╭──

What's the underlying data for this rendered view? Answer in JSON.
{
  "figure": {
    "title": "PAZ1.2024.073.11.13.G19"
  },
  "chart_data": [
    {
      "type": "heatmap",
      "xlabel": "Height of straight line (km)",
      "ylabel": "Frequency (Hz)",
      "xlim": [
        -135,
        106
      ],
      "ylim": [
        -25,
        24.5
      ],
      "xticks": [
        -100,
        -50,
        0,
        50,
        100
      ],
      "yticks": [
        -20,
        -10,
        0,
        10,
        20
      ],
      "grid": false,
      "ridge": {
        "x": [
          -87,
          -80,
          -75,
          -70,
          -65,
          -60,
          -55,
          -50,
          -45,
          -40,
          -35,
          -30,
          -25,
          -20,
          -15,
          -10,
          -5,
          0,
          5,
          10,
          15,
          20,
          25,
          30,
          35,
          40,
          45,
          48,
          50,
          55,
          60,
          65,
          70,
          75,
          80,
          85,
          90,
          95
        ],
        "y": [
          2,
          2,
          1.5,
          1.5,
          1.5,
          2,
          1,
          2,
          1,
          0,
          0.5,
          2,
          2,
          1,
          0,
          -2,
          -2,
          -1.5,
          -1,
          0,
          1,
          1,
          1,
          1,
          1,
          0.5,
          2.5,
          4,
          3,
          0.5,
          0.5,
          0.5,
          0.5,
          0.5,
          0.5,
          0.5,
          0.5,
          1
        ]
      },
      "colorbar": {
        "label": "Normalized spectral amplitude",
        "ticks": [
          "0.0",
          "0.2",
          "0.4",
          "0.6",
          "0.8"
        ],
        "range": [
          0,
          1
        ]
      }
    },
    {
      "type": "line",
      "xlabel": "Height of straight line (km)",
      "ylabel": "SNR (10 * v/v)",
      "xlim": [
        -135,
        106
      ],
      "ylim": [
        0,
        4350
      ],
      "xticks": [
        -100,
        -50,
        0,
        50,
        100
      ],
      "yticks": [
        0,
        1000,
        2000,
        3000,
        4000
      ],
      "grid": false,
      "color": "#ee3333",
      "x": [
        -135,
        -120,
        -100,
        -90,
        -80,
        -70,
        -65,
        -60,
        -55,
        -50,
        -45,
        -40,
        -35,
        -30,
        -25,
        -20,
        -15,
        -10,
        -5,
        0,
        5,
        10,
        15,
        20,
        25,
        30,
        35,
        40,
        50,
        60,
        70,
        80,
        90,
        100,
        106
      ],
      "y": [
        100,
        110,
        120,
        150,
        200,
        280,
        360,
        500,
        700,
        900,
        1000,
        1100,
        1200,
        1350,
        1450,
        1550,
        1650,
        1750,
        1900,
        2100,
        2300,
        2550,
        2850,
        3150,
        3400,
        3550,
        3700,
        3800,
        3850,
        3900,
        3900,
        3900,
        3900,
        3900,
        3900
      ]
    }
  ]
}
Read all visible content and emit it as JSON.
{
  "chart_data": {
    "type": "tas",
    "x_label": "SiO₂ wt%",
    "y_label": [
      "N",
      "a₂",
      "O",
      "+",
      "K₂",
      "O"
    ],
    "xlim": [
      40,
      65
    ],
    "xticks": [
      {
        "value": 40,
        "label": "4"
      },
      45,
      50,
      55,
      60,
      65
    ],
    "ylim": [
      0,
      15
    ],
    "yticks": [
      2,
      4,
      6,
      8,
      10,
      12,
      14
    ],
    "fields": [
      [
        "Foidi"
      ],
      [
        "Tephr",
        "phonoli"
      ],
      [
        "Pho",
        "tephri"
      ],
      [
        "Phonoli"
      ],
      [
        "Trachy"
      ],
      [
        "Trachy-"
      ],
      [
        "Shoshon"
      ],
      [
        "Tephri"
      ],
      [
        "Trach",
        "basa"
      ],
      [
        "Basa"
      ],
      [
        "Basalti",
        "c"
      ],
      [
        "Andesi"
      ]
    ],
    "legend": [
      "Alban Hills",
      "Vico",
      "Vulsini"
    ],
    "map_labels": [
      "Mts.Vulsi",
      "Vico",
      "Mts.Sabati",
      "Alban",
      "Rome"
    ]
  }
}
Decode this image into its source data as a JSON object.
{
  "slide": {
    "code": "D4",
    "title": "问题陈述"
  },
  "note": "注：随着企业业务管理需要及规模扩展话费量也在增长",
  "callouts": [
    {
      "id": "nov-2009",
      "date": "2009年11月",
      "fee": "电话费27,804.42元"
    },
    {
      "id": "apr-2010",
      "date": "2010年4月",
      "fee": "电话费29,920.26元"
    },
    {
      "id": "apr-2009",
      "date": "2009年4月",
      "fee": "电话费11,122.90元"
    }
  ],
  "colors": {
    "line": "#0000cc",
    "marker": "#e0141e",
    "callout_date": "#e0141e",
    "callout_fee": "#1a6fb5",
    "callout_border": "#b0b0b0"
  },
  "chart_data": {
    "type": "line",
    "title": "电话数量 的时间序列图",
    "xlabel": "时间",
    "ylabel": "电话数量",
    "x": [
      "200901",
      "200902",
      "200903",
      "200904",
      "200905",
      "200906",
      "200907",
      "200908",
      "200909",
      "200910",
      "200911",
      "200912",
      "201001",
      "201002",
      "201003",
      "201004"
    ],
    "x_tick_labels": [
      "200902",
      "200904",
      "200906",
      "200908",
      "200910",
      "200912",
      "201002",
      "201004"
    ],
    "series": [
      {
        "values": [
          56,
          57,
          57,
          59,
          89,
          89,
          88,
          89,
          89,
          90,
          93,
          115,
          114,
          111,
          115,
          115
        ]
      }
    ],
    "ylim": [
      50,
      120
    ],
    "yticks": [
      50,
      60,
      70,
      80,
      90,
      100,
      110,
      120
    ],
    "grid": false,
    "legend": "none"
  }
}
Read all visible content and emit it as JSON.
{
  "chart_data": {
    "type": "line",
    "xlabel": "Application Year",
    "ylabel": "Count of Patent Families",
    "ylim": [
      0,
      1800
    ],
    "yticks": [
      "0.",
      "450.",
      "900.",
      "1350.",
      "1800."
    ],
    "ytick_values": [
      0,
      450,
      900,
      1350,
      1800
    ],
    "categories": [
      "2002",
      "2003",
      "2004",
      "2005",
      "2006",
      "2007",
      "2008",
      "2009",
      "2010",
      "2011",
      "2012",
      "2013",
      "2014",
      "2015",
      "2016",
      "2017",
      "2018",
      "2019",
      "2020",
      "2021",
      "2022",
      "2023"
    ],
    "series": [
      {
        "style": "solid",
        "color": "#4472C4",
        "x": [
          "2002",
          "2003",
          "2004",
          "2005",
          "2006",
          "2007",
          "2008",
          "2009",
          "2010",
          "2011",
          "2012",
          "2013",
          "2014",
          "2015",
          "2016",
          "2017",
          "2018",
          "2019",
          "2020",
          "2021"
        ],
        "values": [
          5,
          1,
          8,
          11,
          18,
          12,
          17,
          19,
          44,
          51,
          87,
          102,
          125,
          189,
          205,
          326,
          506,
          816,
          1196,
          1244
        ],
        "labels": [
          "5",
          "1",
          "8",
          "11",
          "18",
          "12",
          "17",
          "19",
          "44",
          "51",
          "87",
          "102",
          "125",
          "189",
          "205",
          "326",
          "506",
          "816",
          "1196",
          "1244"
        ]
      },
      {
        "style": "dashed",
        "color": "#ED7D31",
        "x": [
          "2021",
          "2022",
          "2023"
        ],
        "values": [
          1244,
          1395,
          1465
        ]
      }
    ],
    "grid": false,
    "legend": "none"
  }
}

╰──

Each line above must be printed exactly as it appears.

What's the underlying data for this rendered view? Answer in JSON.
{
  "figure": {
    "title": "PAZ1.2024.073.11.13.G19"
  },
  "chart_data": [
    {
      "type": "heatmap",
      "xlabel": "Height of straight line (km)",
      "ylabel": "Frequency (Hz)",
      "xlim": [
        -135,
        106
      ],
      "ylim": [
        -25,
        24.5
      ],
      "xticks": [
        -100,
        -50,
        0,
        50,
        100
      ],
      "yticks": [
        -20,
        -10,
        0,
        10,
        20
      ],
      "grid": false,
      "ridge": {
        "x": [
          -87,
          -80,
          -75,
          -70,
          -65,
          -60,
          -55,
          -50,
          -45,
          -40,
          -35,
          -30,
          -25,
          -20,
          -15,
          -10,
          -5,
          0,
          5,
          10,
          15,
          20,
          25,
          30,
          35,
          40,
          45,
          48,
          50,
          55,
          60,
          65,
          70,
          75,
          80,
          85,
          90,
          95
        ],
        "y": [
          2,
          2,
          1.5,
          1.5,
          1.5,
          2,
          1,
          2,
          1,
          0,
          0.5,
          2,
          2,
          1,
          0,
          -2,
          -2,
          -1.5,
          -1,
          0,
          1,
          1,
          1,
          1,
          1,
          0.5,
          2.5,
          4,
          3,
          0.5,
          0.5,
          0.5,
          0.5,
          0.5,
          0.5,
          0.5,
          0.5,
          1
        ]
      },
      "colorbar": {
        "label": "Normalized spectral amplitude",
        "ticks": [
          "0.0",
          "0.2",
          "0.4",
          "0.6",
          "0.8"
        ],
        "range": [
          0,
          1
        ]
      }
    },
    {
      "type": "line",
      "xlabel": "Height of straight line (km)",
      "ylabel": "SNR (10 * v/v)",
      "xlim": [
        -135,
        106
      ],
      "ylim": [
        0,
        4350
      ],
      "xticks": [
        -100,
        -50,
        0,
        50,
        100
      ],
      "yticks": [
        0,
        1000,
        2000,
        3000,
        4000
      ],
      "grid": false,
      "color": "#ee3333",
      "x": [
        -135,
        -120,
        -100,
        -90,
        -80,
        -70,
        -65,
        -60,
        -55,
        -50,
        -45,
        -40,
        -35,
        -30,
        -25,
        -20,
        -15,
        -10,
        -5,
        0,
        5,
        10,
        15,
        20,
        25,
        30,
        35,
        40,
        50,
        60,
        70,
        80,
        90,
        100,
        106
      ],
      "y": [
        100,
        110,
        120,
        150,
        200,
        280,
        360,
        500,
        700,
        900,
        1000,
        1100,
        1200,
        1350,
        1450,
        1550,
        1650,
        1750,
        1900,
        2100,
        2300,
        2550,
        2850,
        3150,
        3400,
        3550,
        3700,
        3800,
        3850,
        3900,
        3900,
        3900,
        3900,
        3900,
        3900
      ]
    }
  ]
}
Read all visible content and emit it as JSON.
{
  "chart_data": {
    "type": "tas",
    "x_label": "SiO₂ wt%",
    "y_label": [
      "N",
      "a₂",
      "O",
      "+",
      "K₂",
      "O"
    ],
    "xlim": [
      40,
      65
    ],
    "xticks": [
      {
        "value": 40,
        "label": "4"
      },
      45,
      50,
      55,
      60,
      65
    ],
    "ylim": [
      0,
      15
    ],
    "yticks": [
      2,
      4,
      6,
      8,
      10,
      12,
      14
    ],
    "fields": [
      [
        "Foidi"
      ],
      [
        "Tephr",
        "phonoli"
      ],
      [
        "Pho",
        "tephri"
      ],
      [
        "Phonoli"
      ],
      [
        "Trachy"
      ],
      [
        "Trachy-"
      ],
      [
        "Shoshon"
      ],
      [
        "Tephri"
      ],
      [
        "Trach",
        "basa"
      ],
      [
        "Basa"
      ],
      [
        "Basalti",
        "c"
      ],
      [
        "Andesi"
      ]
    ],
    "legend": [
      "Alban Hills",
      "Vico",
      "Vulsini"
    ],
    "map_labels": [
      "Mts.Vulsi",
      "Vico",
      "Mts.Sabati",
      "Alban",
      "Rome"
    ]
  }
}
Decode this image into its source data as a JSON object.
{
  "slide": {
    "code": "D4",
    "title": "问题陈述"
  },
  "note": "注：随着企业业务管理需要及规模扩展话费量也在增长",
  "callouts": [
    {
      "id": "nov-2009",
      "date": "2009年11月",
      "fee": "电话费27,804.42元"
    },
    {
      "id": "apr-2010",
      "date": "2010年4月",
      "fee": "电话费29,920.26元"
    },
    {
      "id": "apr-2009",
      "date": "2009年4月",
      "fee": "电话费11,122.90元"
    }
  ],
  "colors": {
    "line": "#0000cc",
    "marker": "#e0141e",
    "callout_date": "#e0141e",
    "callout_fee": "#1a6fb5",
    "callout_border": "#b0b0b0"
  },
  "chart_data": {
    "type": "line",
    "title": "电话数量 的时间序列图",
    "xlabel": "时间",
    "ylabel": "电话数量",
    "x": [
      "200901",
      "200902",
      "200903",
      "200904",
      "200905",
      "200906",
      "200907",
      "200908",
      "200909",
      "200910",
      "200911",
      "200912",
      "201001",
      "201002",
      "201003",
      "201004"
    ],
    "x_tick_labels": [
      "200902",
      "200904",
      "200906",
      "200908",
      "200910",
      "200912",
      "201002",
      "201004"
    ],
    "series": [
      {
        "values": [
          56,
          57,
          57,
          59,
          89,
          89,
          88,
          89,
          89,
          90,
          93,
          115,
          114,
          111,
          115,
          115
        ]
      }
    ],
    "ylim": [
      50,
      120
    ],
    "yticks": [
      50,
      60,
      70,
      80,
      90,
      100,
      110,
      120
    ],
    "grid": false,
    "legend": "none"
  }
}
Read all visible content and emit it as JSON.
{
  "chart_data": {
    "type": "line",
    "xlabel": "Application Year",
    "ylabel": "Count of Patent Families",
    "ylim": [
      0,
      1800
    ],
    "yticks": [
      "0.",
      "450.",
      "900.",
      "1350.",
      "1800."
    ],
    "ytick_values": [
      0,
      450,
      900,
      1350,
      1800
    ],
    "categories": [
      "2002",
      "2003",
      "2004",
      "2005",
      "2006",
      "2007",
      "2008",
      "2009",
      "2010",
      "2011",
      "2012",
      "2013",
      "2014",
      "2015",
      "2016",
      "2017",
      "2018",
      "2019",
      "2020",
      "2021",
      "2022",
      "2023"
    ],
    "series": [
      {
        "style": "solid",
        "color": "#4472C4",
        "x": [
          "2002",
          "2003",
          "2004",
          "2005",
          "2006",
          "2007",
          "2008",
          "2009",
          "2010",
          "2011",
          "2012",
          "2013",
          "2014",
          "2015",
          "2016",
          "2017",
          "2018",
          "2019",
          "2020",
          "2021"
        ],
        "values": [
          5,
          1,
          8,
          11,
          18,
          12,
          17,
          19,
          44,
          51,
          87,
          102,
          125,
          189,
          205,
          326,
          506,
          816,
          1196,
          1244
        ],
        "labels": [
          "5",
          "1",
          "8",
          "11",
          "18",
          "12",
          "17",
          "19",
          "44",
          "51",
          "87",
          "102",
          "125",
          "189",
          "205",
          "326",
          "506",
          "816",
          "1196",
          "1244"
        ]
      },
      {
        "style": "dashed",
        "color": "#ED7D31",
        "x": [
          "2021",
          "2022",
          "2023"
        ],
        "values": [
          1244,
          1395,
          1465
        ]
      }
    ],
    "grid": false,
    "legend": "none"
  }
}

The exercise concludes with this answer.